>> Start

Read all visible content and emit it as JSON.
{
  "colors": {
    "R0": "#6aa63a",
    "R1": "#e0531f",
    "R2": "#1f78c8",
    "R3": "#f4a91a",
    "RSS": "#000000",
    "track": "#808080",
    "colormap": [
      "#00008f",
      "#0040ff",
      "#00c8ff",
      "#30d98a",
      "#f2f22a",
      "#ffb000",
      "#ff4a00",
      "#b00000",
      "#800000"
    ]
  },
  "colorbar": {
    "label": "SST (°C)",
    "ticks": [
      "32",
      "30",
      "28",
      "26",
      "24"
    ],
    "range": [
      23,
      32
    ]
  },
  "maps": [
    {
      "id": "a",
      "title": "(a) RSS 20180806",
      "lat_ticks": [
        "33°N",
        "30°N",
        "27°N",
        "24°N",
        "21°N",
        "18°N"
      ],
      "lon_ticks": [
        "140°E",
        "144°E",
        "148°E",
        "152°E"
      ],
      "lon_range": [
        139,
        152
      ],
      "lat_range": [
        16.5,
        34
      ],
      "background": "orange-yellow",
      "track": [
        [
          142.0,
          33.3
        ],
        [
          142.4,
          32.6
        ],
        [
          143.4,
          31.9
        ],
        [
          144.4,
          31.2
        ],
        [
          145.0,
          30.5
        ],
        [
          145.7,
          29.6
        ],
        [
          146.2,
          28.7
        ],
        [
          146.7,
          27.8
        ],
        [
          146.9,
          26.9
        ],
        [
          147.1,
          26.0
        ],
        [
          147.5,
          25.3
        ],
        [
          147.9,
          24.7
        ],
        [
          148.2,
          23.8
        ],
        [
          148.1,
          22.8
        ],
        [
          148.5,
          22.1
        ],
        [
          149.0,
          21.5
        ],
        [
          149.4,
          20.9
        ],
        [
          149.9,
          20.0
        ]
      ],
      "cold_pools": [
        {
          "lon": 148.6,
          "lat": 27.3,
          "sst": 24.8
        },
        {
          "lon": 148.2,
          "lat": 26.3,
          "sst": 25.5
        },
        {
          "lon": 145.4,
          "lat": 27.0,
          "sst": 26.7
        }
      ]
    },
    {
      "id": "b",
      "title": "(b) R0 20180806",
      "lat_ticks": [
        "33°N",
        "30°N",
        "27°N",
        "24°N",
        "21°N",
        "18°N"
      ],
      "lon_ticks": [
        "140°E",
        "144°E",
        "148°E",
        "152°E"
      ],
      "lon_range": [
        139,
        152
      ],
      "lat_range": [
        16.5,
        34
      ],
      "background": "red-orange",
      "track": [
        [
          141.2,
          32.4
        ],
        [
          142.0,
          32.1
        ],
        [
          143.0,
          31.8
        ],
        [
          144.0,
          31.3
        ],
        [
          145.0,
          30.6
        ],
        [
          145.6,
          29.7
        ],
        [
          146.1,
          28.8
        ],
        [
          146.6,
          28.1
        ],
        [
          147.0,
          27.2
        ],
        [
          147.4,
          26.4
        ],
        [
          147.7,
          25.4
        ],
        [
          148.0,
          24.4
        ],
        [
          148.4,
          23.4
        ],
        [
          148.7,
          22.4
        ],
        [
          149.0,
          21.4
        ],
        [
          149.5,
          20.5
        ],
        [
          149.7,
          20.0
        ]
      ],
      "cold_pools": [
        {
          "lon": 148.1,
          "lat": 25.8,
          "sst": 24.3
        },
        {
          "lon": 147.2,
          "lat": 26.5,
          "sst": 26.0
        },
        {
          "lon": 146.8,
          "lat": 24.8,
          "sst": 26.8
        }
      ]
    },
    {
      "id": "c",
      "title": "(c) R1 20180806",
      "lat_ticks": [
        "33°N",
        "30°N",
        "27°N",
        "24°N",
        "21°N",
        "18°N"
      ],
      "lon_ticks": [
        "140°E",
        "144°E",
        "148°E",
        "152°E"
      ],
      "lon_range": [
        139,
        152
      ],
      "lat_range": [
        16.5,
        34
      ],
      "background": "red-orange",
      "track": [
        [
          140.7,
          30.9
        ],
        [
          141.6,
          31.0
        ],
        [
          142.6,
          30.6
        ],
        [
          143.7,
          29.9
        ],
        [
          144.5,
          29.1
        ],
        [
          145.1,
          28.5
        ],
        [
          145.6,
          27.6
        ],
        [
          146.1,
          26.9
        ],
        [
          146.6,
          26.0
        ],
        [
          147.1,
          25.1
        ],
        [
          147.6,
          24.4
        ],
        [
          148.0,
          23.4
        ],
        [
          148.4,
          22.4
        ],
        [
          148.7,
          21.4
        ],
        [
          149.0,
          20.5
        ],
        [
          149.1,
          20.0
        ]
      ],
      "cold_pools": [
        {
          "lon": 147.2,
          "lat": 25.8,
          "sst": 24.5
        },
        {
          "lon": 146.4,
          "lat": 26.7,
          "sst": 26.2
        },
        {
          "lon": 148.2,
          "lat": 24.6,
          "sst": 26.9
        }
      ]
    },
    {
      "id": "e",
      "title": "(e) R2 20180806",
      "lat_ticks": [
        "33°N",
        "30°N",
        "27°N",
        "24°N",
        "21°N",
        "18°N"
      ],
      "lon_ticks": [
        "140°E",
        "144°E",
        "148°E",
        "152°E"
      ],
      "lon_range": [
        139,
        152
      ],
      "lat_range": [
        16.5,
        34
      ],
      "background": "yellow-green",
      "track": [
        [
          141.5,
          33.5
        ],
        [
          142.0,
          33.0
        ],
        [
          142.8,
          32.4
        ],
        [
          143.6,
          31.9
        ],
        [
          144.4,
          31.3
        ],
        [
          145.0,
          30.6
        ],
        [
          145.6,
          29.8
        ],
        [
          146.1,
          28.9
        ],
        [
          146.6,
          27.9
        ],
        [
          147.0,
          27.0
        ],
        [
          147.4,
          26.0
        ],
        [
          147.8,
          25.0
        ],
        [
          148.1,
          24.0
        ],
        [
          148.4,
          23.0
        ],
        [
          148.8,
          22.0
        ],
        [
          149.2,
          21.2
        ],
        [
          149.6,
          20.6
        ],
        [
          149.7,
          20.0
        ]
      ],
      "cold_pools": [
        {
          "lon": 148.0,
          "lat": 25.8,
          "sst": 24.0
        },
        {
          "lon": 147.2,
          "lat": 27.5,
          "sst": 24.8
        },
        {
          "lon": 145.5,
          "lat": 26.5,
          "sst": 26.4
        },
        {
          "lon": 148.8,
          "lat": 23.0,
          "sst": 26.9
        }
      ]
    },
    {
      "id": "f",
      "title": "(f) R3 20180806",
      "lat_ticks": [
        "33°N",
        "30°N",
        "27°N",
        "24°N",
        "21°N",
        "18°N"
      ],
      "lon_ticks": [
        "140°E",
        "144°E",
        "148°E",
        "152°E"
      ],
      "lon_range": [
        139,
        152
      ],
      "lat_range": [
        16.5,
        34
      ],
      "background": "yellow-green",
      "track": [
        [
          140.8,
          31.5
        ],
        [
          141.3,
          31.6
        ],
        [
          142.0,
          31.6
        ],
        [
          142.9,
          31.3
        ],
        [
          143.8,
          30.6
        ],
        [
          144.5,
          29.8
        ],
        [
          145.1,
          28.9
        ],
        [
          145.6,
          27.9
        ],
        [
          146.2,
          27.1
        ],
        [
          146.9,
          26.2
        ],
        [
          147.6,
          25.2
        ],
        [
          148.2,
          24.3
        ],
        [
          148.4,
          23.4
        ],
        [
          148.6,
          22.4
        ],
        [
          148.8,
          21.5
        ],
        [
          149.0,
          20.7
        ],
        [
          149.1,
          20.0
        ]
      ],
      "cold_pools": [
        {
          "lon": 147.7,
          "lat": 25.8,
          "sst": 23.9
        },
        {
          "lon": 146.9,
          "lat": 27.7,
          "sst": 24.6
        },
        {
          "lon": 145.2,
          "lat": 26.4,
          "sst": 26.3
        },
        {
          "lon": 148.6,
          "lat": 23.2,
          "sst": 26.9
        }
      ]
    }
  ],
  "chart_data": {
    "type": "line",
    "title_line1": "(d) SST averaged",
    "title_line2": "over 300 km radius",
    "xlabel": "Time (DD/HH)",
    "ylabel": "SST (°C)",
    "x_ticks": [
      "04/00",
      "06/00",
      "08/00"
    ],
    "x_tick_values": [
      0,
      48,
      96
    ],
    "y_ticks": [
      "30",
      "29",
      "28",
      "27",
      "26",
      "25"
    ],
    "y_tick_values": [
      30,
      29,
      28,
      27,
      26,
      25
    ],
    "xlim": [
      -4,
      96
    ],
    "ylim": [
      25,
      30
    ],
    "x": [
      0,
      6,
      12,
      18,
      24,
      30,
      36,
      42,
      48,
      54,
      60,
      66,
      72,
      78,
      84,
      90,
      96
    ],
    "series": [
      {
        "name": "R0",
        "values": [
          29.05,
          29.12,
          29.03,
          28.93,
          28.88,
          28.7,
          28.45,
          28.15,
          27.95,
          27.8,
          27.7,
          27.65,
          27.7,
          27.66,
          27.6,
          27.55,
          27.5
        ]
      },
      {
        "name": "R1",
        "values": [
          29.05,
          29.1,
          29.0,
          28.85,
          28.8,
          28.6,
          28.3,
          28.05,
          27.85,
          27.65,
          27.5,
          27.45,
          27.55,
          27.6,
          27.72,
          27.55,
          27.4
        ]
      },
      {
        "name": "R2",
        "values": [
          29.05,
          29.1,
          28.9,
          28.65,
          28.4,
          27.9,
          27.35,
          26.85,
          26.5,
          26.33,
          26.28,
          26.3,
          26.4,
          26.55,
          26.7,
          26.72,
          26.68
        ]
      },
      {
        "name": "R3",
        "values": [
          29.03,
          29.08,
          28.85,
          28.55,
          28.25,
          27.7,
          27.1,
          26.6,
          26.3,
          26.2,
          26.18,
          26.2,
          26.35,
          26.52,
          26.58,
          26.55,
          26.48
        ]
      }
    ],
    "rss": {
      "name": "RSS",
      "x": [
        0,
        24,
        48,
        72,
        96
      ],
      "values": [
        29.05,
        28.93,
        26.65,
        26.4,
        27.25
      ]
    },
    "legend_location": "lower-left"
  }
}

>> End

# PROBLEM REQUIREMENTS
Where a line in the entries holds "name", copy that line.

# THE RESPONSE
        "name": "R0",
        "name": "R1",
        "name": "R2",
        "name": "R3",
      "name": "RSS",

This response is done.